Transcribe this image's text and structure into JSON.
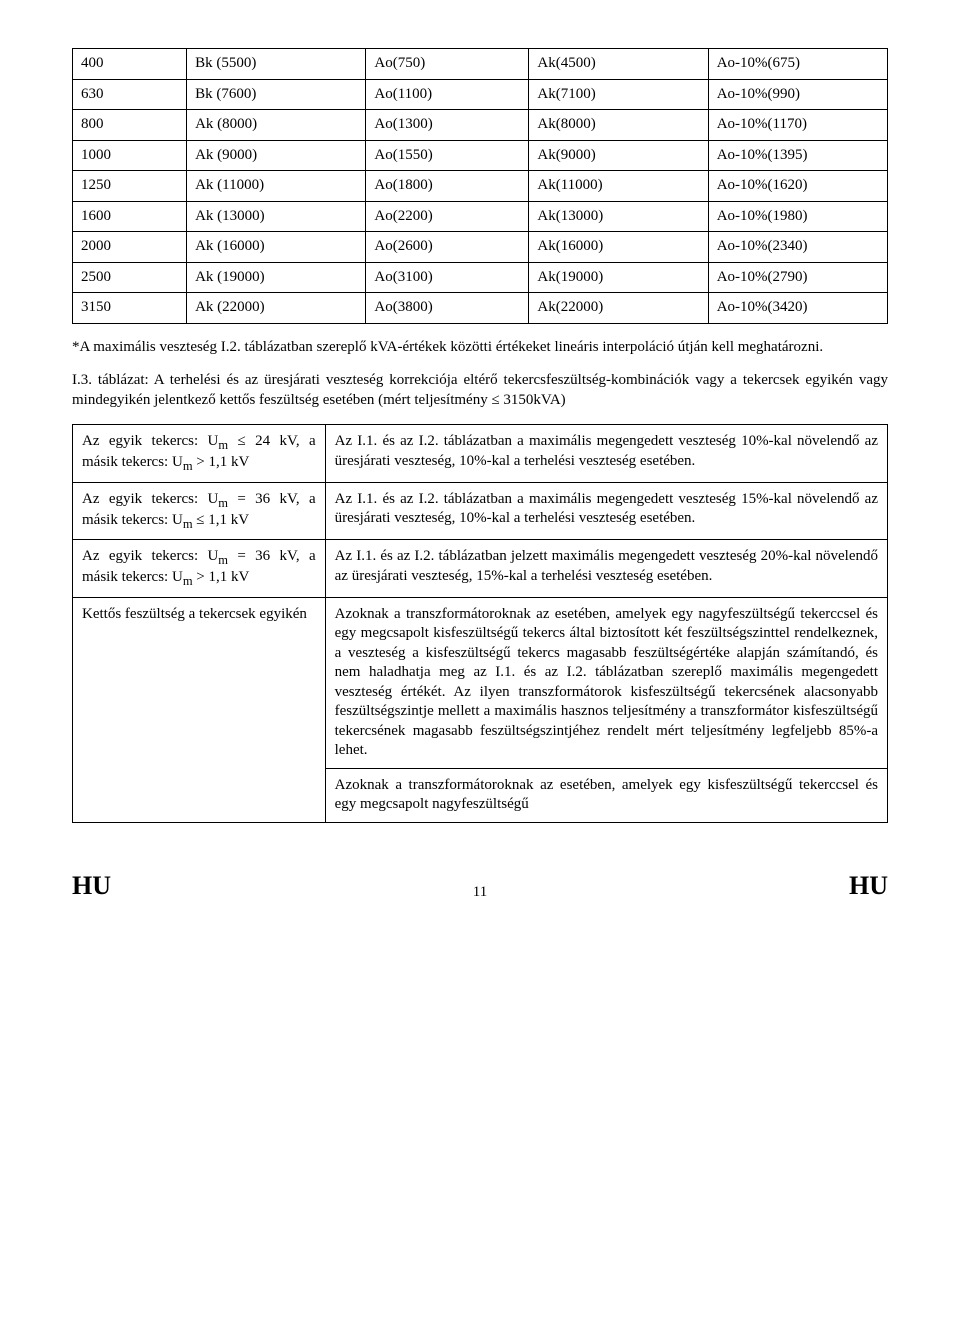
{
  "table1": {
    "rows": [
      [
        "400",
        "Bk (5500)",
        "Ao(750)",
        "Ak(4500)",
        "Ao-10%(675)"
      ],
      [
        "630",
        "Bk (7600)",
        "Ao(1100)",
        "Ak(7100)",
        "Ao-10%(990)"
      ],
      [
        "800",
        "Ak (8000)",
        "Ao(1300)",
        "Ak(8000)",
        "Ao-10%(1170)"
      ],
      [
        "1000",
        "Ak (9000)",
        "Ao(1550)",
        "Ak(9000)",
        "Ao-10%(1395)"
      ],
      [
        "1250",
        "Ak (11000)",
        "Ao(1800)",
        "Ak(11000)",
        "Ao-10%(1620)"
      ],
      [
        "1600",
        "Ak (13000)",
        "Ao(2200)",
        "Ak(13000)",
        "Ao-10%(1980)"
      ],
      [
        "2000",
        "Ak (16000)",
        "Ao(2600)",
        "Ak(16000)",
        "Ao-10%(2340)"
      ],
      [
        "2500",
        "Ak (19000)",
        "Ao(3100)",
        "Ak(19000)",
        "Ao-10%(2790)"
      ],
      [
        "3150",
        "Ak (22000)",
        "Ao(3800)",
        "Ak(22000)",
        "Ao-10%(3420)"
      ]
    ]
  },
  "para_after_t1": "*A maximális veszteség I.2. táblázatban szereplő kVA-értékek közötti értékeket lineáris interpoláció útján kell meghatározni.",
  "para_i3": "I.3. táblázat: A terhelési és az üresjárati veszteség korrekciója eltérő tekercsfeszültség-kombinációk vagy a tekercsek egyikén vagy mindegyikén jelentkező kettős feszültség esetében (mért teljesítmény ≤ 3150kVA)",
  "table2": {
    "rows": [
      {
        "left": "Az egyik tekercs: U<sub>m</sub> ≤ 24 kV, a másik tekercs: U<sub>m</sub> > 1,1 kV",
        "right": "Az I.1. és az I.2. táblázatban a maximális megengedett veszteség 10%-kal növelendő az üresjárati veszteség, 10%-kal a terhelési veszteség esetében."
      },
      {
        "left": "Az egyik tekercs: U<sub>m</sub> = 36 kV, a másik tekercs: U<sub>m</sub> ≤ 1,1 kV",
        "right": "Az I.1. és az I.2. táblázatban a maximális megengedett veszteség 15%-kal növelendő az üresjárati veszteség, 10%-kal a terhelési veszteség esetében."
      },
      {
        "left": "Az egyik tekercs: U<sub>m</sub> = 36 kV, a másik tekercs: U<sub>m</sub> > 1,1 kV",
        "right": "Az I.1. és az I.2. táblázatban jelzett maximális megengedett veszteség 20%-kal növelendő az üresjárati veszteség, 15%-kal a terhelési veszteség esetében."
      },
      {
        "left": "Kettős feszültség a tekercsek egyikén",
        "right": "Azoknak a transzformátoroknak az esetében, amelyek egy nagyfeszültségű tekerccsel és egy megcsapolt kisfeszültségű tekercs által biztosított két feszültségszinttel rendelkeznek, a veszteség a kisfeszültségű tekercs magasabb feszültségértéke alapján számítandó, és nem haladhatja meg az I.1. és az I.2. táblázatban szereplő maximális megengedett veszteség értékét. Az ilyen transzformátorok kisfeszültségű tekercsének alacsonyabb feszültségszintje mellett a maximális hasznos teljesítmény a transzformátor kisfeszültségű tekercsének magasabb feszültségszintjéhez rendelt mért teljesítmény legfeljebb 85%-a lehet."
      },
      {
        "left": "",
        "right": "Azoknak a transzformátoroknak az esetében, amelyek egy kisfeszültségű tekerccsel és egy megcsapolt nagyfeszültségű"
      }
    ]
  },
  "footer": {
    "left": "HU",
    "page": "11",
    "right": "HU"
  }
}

-=-=-

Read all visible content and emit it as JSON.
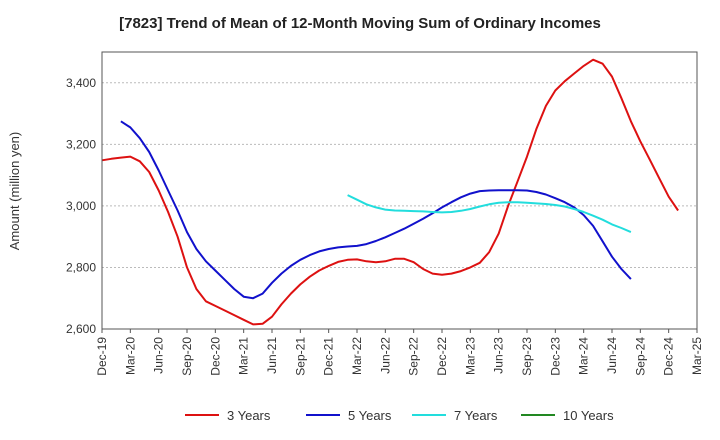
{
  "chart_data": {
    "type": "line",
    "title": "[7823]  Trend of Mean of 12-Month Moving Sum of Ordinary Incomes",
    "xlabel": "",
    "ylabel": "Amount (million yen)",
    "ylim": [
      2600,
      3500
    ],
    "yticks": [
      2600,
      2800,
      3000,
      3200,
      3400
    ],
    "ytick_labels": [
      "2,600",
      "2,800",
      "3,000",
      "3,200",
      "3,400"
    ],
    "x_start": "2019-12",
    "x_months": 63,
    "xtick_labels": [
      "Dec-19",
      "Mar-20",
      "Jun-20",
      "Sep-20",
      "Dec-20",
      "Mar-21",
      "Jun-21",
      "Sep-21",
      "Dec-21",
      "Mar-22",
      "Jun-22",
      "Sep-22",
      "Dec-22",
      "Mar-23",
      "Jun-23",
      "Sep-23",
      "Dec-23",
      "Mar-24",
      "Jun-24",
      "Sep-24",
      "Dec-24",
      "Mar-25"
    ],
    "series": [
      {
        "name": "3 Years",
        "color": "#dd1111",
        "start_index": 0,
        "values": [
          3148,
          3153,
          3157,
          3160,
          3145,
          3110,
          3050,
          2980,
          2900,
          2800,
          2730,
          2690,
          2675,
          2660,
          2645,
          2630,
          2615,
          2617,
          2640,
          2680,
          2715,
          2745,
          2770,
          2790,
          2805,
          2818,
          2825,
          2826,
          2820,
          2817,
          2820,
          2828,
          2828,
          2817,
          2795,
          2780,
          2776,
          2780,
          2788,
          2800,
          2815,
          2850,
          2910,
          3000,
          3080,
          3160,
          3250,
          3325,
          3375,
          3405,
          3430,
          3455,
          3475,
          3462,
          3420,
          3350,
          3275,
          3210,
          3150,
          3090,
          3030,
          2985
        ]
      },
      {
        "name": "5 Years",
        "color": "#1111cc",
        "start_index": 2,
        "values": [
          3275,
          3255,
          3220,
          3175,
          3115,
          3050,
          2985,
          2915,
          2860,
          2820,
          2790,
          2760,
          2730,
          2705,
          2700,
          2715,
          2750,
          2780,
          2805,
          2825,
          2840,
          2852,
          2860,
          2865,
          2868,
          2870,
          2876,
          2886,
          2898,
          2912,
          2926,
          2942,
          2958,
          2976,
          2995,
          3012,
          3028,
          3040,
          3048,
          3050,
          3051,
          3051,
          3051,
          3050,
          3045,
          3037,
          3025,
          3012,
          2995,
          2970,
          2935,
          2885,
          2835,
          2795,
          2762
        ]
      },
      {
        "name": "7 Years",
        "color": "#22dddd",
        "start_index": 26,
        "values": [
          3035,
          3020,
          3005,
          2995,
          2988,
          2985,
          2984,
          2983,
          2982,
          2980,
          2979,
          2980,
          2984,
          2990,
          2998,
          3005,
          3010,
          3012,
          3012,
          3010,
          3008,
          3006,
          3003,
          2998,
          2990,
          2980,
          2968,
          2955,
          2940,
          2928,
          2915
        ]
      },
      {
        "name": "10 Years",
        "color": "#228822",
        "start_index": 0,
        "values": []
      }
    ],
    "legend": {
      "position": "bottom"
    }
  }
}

-=-=-

◆ **Exercise objective**: Tally up the lines with the word "Years" in them, and answer with that number by itself.

◆ **Full answer**: 4